• **What is being asked**
Below is a block of data; give all of it again word for word.

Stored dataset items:
►

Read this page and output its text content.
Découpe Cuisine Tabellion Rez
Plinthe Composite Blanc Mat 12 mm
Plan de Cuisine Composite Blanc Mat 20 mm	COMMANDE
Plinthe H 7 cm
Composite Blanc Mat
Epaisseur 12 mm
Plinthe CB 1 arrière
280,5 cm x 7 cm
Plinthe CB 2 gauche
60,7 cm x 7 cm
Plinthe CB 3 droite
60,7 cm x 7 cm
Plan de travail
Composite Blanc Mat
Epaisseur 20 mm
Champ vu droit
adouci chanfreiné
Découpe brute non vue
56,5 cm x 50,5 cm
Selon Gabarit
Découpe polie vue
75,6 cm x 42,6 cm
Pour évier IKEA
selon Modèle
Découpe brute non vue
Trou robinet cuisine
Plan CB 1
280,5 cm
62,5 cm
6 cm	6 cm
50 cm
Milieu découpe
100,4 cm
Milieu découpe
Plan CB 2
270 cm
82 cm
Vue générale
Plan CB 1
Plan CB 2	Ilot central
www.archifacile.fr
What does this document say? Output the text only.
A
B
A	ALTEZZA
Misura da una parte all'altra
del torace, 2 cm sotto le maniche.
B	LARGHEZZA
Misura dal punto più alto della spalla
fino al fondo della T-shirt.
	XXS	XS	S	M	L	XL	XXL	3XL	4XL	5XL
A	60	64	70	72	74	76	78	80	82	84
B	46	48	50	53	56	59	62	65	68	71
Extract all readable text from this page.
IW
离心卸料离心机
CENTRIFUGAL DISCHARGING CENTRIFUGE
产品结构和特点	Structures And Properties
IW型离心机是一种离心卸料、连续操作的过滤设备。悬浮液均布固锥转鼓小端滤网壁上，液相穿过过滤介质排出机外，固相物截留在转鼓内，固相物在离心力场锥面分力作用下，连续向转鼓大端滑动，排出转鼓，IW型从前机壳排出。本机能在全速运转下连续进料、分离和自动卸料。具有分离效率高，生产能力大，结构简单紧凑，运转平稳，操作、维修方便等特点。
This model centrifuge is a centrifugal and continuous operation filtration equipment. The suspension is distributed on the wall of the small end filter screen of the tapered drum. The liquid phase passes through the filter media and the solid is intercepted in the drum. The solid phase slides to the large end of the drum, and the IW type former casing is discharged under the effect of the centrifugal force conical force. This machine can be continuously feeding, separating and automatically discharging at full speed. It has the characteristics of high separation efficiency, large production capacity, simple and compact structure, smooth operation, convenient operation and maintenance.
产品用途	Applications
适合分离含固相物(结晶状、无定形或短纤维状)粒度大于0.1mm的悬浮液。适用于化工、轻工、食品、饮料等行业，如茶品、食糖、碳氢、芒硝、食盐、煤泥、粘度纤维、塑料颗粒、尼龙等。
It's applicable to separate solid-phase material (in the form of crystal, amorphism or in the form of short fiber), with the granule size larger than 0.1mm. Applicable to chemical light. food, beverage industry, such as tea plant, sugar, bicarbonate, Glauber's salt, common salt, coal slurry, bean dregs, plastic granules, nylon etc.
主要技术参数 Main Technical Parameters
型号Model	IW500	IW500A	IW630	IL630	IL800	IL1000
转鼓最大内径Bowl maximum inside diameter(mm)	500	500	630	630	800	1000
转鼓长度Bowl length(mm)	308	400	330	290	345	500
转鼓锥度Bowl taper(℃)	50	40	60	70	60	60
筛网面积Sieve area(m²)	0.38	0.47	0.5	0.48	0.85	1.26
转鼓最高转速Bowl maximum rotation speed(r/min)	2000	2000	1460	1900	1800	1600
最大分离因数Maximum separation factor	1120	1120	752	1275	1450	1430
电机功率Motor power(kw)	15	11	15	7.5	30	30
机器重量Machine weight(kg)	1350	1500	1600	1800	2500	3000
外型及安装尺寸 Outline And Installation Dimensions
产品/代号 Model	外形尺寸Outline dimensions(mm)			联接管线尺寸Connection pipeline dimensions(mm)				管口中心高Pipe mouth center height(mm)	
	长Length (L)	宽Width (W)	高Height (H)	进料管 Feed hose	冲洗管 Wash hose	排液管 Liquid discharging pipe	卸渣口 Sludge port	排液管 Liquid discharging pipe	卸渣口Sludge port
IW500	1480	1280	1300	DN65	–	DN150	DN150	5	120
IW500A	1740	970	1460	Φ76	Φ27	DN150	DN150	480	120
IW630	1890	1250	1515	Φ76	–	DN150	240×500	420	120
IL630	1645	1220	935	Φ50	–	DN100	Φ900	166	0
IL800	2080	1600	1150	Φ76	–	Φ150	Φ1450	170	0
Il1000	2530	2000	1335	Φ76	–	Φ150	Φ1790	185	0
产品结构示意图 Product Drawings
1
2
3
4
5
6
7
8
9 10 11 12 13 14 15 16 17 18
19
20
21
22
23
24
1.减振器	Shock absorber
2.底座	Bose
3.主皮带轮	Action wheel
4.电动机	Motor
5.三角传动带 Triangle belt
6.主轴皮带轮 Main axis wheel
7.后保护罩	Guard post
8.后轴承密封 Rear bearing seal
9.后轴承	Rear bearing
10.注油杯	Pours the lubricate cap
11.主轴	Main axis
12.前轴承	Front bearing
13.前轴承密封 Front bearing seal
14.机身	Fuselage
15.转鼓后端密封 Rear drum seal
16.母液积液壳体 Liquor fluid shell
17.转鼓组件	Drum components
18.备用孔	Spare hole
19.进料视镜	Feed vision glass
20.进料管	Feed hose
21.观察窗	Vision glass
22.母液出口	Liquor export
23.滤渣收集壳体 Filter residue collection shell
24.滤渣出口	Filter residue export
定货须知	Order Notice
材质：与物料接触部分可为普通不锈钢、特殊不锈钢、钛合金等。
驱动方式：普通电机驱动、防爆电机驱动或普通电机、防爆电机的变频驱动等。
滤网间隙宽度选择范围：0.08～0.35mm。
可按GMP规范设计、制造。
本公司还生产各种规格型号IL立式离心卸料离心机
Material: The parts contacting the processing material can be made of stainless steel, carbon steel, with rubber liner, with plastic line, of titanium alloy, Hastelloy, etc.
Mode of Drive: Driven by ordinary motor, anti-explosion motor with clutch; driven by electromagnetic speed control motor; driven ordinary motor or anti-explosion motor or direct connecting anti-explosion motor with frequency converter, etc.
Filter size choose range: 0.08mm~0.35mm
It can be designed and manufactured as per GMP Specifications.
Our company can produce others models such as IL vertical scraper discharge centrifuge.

◄

• **Problem solution**
Read this page and output its text content.
Découpe Cuisine Tabellion Rez
Plinthe Composite Blanc Mat 12 mm
Plan de Cuisine Composite Blanc Mat 20 mm	COMMANDE
Plinthe H 7 cm
Composite Blanc Mat
Epaisseur 12 mm
Plinthe CB 1 arrière
280,5 cm x 7 cm
Plinthe CB 2 gauche
60,7 cm x 7 cm
Plinthe CB 3 droite
60,7 cm x 7 cm
Plan de travail
Composite Blanc Mat
Epaisseur 20 mm
Champ vu droit
adouci chanfreiné
Découpe brute non vue
56,5 cm x 50,5 cm
Selon Gabarit
Découpe polie vue
75,6 cm x 42,6 cm
Pour évier IKEA
selon Modèle
Découpe brute non vue
Trou robinet cuisine
Plan CB 1
280,5 cm
62,5 cm
6 cm	6 cm
50 cm
Milieu découpe
100,4 cm
Milieu découpe
Plan CB 2
270 cm
82 cm
Vue générale
Plan CB 1
Plan CB 2	Ilot central
www.archifacile.fr
What does this document say? Output the text only.
A
B
A	ALTEZZA
Misura da una parte all'altra
del torace, 2 cm sotto le maniche.
B	LARGHEZZA
Misura dal punto più alto della spalla
fino al fondo della T-shirt.
	XXS	XS	S	M	L	XL	XXL	3XL	4XL	5XL
A	60	64	70	72	74	76	78	80	82	84
B	46	48	50	53	56	59	62	65	68	71
Extract all readable text from this page.
IW
离心卸料离心机
CENTRIFUGAL DISCHARGING CENTRIFUGE
产品结构和特点	Structures And Properties
IW型离心机是一种离心卸料、连续操作的过滤设备。悬浮液均布固锥转鼓小端滤网壁上，液相穿过过滤介质排出机外，固相物截留在转鼓内，固相物在离心力场锥面分力作用下，连续向转鼓大端滑动，排出转鼓，IW型从前机壳排出。本机能在全速运转下连续进料、分离和自动卸料。具有分离效率高，生产能力大，结构简单紧凑，运转平稳，操作、维修方便等特点。
This model centrifuge is a centrifugal and continuous operation filtration equipment. The suspension is distributed on the wall of the small end filter screen of the tapered drum. The liquid phase passes through the filter media and the solid is intercepted in the drum. The solid phase slides to the large end of the drum, and the IW type former casing is discharged under the effect of the centrifugal force conical force. This machine can be continuously feeding, separating and automatically discharging at full speed. It has the characteristics of high separation efficiency, large production capacity, simple and compact structure, smooth operation, convenient operation and maintenance.
产品用途	Applications
适合分离含固相物(结晶状、无定形或短纤维状)粒度大于0.1mm的悬浮液。适用于化工、轻工、食品、饮料等行业，如茶品、食糖、碳氢、芒硝、食盐、煤泥、粘度纤维、塑料颗粒、尼龙等。
It's applicable to separate solid-phase material (in the form of crystal, amorphism or in the form of short fiber), with the granule size larger than 0.1mm. Applicable to chemical light. food, beverage industry, such as tea plant, sugar, bicarbonate, Glauber's salt, common salt, coal slurry, bean dregs, plastic granules, nylon etc.
主要技术参数 Main Technical Parameters
型号Model	IW500	IW500A	IW630	IL630	IL800	IL1000
转鼓最大内径Bowl maximum inside diameter(mm)	500	500	630	630	800	1000
转鼓长度Bowl length(mm)	308	400	330	290	345	500
转鼓锥度Bowl taper(℃)	50	40	60	70	60	60
筛网面积Sieve area(m²)	0.38	0.47	0.5	0.48	0.85	1.26
转鼓最高转速Bowl maximum rotation speed(r/min)	2000	2000	1460	1900	1800	1600
最大分离因数Maximum separation factor	1120	1120	752	1275	1450	1430
电机功率Motor power(kw)	15	11	15	7.5	30	30
机器重量Machine weight(kg)	1350	1500	1600	1800	2500	3000
外型及安装尺寸 Outline And Installation Dimensions
产品/代号 Model	外形尺寸Outline dimensions(mm)			联接管线尺寸Connection pipeline dimensions(mm)				管口中心高Pipe mouth center height(mm)	
	长Length (L)	宽Width (W)	高Height (H)	进料管 Feed hose	冲洗管 Wash hose	排液管 Liquid discharging pipe	卸渣口 Sludge port	排液管 Liquid discharging pipe	卸渣口Sludge port
IW500	1480	1280	1300	DN65	–	DN150	DN150	5	120
IW500A	1740	970	1460	Φ76	Φ27	DN150	DN150	480	120
IW630	1890	1250	1515	Φ76	–	DN150	240×500	420	120
IL630	1645	1220	935	Φ50	–	DN100	Φ900	166	0
IL800	2080	1600	1150	Φ76	–	Φ150	Φ1450	170	0
Il1000	2530	2000	1335	Φ76	–	Φ150	Φ1790	185	0
产品结构示意图 Product Drawings
1
2
3
4
5
6
7
8
9 10 11 12 13 14 15 16 17 18
19
20
21
22
23
24
1.减振器	Shock absorber
2.底座	Bose
3.主皮带轮	Action wheel
4.电动机	Motor
5.三角传动带 Triangle belt
6.主轴皮带轮 Main axis wheel
7.后保护罩	Guard post
8.后轴承密封 Rear bearing seal
9.后轴承	Rear bearing
10.注油杯	Pours the lubricate cap
11.主轴	Main axis
12.前轴承	Front bearing
13.前轴承密封 Front bearing seal
14.机身	Fuselage
15.转鼓后端密封 Rear drum seal
16.母液积液壳体 Liquor fluid shell
17.转鼓组件	Drum components
18.备用孔	Spare hole
19.进料视镜	Feed vision glass
20.进料管	Feed hose
21.观察窗	Vision glass
22.母液出口	Liquor export
23.滤渣收集壳体 Filter residue collection shell
24.滤渣出口	Filter residue export
定货须知	Order Notice
材质：与物料接触部分可为普通不锈钢、特殊不锈钢、钛合金等。
驱动方式：普通电机驱动、防爆电机驱动或普通电机、防爆电机的变频驱动等。
滤网间隙宽度选择范围：0.08～0.35mm。
可按GMP规范设计、制造。
本公司还生产各种规格型号IL立式离心卸料离心机
Material: The parts contacting the processing material can be made of stainless steel, carbon steel, with rubber liner, with plastic line, of titanium alloy, Hastelloy, etc.
Mode of Drive: Driven by ordinary motor, anti-explosion motor with clutch; driven by electromagnetic speed control motor; driven ordinary motor or anti-explosion motor or direct connecting anti-explosion motor with frequency converter, etc.
Filter size choose range: 0.08mm~0.35mm
It can be designed and manufactured as per GMP Specifications.
Our company can produce others models such as IL vertical scraper discharge centrifuge.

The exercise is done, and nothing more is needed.